Your instructions » Everything from the line with "Parse this screenshot: output" to the end of the data should be restated word for word, and nothing before it.

(Dataset entries)
<<<<
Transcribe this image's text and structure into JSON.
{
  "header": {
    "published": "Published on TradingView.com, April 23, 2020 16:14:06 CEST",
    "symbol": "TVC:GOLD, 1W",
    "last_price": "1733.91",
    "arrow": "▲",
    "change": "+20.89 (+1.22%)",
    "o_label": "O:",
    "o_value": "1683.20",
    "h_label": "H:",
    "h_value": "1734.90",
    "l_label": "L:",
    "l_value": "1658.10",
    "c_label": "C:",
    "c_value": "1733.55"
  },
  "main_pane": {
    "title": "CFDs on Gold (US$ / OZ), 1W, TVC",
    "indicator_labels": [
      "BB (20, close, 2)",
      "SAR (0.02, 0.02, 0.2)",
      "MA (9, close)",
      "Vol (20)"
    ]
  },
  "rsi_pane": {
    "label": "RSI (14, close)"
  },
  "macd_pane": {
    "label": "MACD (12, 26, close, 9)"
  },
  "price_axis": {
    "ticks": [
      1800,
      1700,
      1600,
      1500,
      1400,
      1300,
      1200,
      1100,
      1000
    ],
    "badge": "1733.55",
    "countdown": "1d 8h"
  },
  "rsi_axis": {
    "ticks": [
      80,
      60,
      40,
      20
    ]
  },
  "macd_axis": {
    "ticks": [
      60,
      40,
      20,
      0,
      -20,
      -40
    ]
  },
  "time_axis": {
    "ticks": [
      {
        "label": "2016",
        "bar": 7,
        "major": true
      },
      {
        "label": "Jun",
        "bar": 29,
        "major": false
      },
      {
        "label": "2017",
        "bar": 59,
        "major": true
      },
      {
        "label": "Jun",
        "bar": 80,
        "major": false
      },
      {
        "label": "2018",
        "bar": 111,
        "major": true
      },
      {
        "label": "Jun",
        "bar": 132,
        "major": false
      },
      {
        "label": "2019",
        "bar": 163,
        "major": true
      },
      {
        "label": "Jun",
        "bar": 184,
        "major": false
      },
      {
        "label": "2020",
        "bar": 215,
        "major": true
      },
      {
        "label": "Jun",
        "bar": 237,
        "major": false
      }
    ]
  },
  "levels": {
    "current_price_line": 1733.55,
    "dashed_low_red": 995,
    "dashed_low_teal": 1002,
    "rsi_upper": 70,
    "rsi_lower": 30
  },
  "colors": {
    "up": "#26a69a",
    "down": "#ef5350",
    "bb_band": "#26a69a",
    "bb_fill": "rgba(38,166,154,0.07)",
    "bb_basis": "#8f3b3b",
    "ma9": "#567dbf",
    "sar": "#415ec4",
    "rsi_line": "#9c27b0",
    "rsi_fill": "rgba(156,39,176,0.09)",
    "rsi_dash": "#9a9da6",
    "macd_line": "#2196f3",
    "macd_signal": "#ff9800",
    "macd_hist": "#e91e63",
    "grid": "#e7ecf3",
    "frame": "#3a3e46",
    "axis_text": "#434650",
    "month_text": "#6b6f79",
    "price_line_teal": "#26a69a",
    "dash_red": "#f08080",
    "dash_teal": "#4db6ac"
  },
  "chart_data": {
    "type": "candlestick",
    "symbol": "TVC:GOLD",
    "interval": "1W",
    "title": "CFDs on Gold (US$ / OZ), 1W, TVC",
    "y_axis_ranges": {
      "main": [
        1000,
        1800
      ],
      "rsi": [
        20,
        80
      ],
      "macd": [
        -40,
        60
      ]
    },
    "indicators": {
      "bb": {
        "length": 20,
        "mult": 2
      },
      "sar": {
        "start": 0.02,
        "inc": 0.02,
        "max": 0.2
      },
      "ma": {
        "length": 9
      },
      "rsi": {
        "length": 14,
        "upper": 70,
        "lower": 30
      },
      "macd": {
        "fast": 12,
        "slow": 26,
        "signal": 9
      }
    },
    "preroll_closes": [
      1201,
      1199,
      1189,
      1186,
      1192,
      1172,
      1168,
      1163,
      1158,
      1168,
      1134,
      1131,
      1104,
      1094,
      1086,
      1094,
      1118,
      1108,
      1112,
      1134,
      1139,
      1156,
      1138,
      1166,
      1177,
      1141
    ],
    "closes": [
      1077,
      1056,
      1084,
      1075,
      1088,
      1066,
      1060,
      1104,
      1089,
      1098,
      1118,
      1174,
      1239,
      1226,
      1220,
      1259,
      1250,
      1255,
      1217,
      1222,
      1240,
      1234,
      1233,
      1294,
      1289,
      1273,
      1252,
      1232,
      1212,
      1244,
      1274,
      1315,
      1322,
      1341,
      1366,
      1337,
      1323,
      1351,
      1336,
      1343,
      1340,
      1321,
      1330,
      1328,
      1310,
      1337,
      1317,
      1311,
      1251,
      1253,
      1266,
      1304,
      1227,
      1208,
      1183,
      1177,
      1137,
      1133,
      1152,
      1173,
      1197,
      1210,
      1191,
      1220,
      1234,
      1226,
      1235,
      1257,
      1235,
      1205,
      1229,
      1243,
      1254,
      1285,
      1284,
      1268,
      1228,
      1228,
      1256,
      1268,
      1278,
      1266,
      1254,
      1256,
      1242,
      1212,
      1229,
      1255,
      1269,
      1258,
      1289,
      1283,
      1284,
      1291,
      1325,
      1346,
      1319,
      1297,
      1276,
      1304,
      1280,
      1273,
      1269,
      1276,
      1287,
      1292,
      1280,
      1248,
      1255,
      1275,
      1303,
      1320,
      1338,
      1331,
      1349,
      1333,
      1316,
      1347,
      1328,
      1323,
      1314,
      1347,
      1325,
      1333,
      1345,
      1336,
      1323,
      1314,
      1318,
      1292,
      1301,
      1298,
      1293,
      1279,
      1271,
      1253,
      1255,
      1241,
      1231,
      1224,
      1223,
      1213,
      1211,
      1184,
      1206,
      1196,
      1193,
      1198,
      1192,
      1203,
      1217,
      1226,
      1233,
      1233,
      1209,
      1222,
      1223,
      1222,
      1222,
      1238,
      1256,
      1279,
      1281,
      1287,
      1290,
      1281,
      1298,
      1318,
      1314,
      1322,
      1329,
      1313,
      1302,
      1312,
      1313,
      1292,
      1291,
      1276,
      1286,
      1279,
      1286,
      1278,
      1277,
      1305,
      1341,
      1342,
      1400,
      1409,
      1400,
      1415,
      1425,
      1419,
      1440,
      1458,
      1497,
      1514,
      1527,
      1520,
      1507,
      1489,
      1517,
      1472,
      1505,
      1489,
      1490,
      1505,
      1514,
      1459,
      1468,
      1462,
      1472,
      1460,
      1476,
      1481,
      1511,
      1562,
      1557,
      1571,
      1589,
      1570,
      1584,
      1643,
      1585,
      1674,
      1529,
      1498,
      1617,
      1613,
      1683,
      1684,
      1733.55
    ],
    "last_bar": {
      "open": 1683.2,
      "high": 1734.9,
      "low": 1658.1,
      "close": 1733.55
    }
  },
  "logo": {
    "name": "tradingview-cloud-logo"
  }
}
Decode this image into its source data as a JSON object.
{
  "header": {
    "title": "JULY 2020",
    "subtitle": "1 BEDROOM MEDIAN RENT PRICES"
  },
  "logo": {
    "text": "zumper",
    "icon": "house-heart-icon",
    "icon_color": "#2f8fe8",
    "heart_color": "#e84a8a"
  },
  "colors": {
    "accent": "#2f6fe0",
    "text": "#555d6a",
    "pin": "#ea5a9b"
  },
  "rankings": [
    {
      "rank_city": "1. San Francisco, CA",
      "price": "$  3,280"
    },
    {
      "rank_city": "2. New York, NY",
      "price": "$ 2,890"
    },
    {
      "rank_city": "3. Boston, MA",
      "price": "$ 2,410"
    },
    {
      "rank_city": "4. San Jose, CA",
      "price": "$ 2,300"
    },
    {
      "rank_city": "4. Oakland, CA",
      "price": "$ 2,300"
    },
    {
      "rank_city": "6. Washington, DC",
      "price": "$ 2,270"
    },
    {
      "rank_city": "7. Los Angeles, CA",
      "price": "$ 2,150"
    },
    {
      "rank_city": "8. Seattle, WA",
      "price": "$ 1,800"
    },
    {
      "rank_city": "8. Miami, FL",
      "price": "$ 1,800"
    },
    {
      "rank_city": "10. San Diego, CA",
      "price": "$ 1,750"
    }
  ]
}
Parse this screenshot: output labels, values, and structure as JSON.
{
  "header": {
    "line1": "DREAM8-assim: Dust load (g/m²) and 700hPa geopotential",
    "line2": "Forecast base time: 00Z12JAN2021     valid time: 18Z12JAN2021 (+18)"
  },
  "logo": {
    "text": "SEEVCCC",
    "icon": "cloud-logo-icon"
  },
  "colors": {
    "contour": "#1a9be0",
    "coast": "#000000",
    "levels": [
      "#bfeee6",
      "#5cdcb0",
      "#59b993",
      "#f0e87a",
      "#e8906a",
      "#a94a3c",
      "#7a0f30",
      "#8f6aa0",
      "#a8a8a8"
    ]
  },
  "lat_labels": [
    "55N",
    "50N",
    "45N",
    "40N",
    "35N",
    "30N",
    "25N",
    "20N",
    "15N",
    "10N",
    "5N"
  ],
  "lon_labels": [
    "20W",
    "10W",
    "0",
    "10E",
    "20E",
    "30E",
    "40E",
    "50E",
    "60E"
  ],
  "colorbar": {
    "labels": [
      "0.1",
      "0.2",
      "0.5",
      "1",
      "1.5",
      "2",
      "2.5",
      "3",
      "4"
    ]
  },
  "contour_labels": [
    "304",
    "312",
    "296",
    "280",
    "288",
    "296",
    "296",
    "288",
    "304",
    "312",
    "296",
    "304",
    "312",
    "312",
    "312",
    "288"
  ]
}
>>>>
Correct response »
Parse this screenshot: output labels, values, and structure as JSON.
{
  "header": {
    "line1": "DREAM8-assim: Dust load (g/m²) and 700hPa geopotential",
    "line2": "Forecast base time: 00Z12JAN2021     valid time: 18Z12JAN2021 (+18)"
  },
  "logo": {
    "text": "SEEVCCC",
    "icon": "cloud-logo-icon"
  },
  "colors": {
    "contour": "#1a9be0",
    "coast": "#000000",
    "levels": [
      "#bfeee6",
      "#5cdcb0",
      "#59b993",
      "#f0e87a",
      "#e8906a",
      "#a94a3c",
      "#7a0f30",
      "#8f6aa0",
      "#a8a8a8"
    ]
  },
  "lat_labels": [
    "55N",
    "50N",
    "45N",
    "40N",
    "35N",
    "30N",
    "25N",
    "20N",
    "15N",
    "10N",
    "5N"
  ],
  "lon_labels": [
    "20W",
    "10W",
    "0",
    "10E",
    "20E",
    "30E",
    "40E",
    "50E",
    "60E"
  ],
  "colorbar": {
    "labels": [
      "0.1",
      "0.2",
      "0.5",
      "1",
      "1.5",
      "2",
      "2.5",
      "3",
      "4"
    ]
  },
  "contour_labels": [
    "304",
    "312",
    "296",
    "280",
    "288",
    "296",
    "296",
    "288",
    "304",
    "312",
    "296",
    "304",
    "312",
    "312",
    "312",
    "288"
  ]
}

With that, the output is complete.